--- START Supplied entries ---

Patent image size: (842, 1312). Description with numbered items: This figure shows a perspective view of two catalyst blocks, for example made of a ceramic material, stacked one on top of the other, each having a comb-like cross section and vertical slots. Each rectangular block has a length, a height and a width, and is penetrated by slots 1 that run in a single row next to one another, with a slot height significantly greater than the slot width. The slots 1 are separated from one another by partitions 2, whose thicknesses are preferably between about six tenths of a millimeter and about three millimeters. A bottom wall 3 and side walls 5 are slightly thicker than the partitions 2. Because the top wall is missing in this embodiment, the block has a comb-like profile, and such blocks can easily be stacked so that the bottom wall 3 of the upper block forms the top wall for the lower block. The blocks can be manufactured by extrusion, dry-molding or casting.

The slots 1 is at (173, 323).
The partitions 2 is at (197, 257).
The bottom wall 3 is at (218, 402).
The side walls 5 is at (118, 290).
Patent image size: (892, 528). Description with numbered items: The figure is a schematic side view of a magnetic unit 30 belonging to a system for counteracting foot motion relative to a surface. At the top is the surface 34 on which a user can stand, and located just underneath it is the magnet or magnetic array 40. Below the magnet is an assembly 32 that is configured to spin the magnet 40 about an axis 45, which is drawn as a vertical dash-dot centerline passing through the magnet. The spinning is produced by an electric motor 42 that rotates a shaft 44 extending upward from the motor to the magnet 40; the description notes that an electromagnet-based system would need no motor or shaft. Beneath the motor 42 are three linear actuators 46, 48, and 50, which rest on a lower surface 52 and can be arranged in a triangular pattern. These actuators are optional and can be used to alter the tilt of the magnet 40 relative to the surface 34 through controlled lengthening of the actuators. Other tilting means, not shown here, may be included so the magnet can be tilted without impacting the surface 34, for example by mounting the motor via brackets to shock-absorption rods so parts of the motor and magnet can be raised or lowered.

--- END Supplied entries ---

Problem description
Format the stretch from the start of the records through the line containing "The partitions 2 is at (197, 257)." as a JSON list of strings, one string per line, with blank lines left out.

Task response
[
  "Patent image size: (842, 1312). Description with numbered items: This figure shows a perspective view of two catalyst blocks, for example made of a ceramic material, stacked one on top of the other, each having a comb-like cross section and vertical slots. Each rectangular block has a length, a height and a width, and is penetrated by slots 1 that run in a single row next to one another, with a slot height significantly greater than the slot width. The slots 1 are separated from one another by partitions 2, whose thicknesses are preferably between about six tenths of a millimeter and about three millimeters. A bottom wall 3 and side walls 5 are slightly thicker than the partitions 2. Because the top wall is missing in this embodiment, the block has a comb-like profile, and such blocks can easily be stacked so that the bottom wall 3 of the upper block forms the top wall for the lower block. The blocks can be manufactured by extrusion, dry-molding or casting.",
  "The slots 1 is at (173, 323).",
  "The partitions 2 is at (197, 257)."
]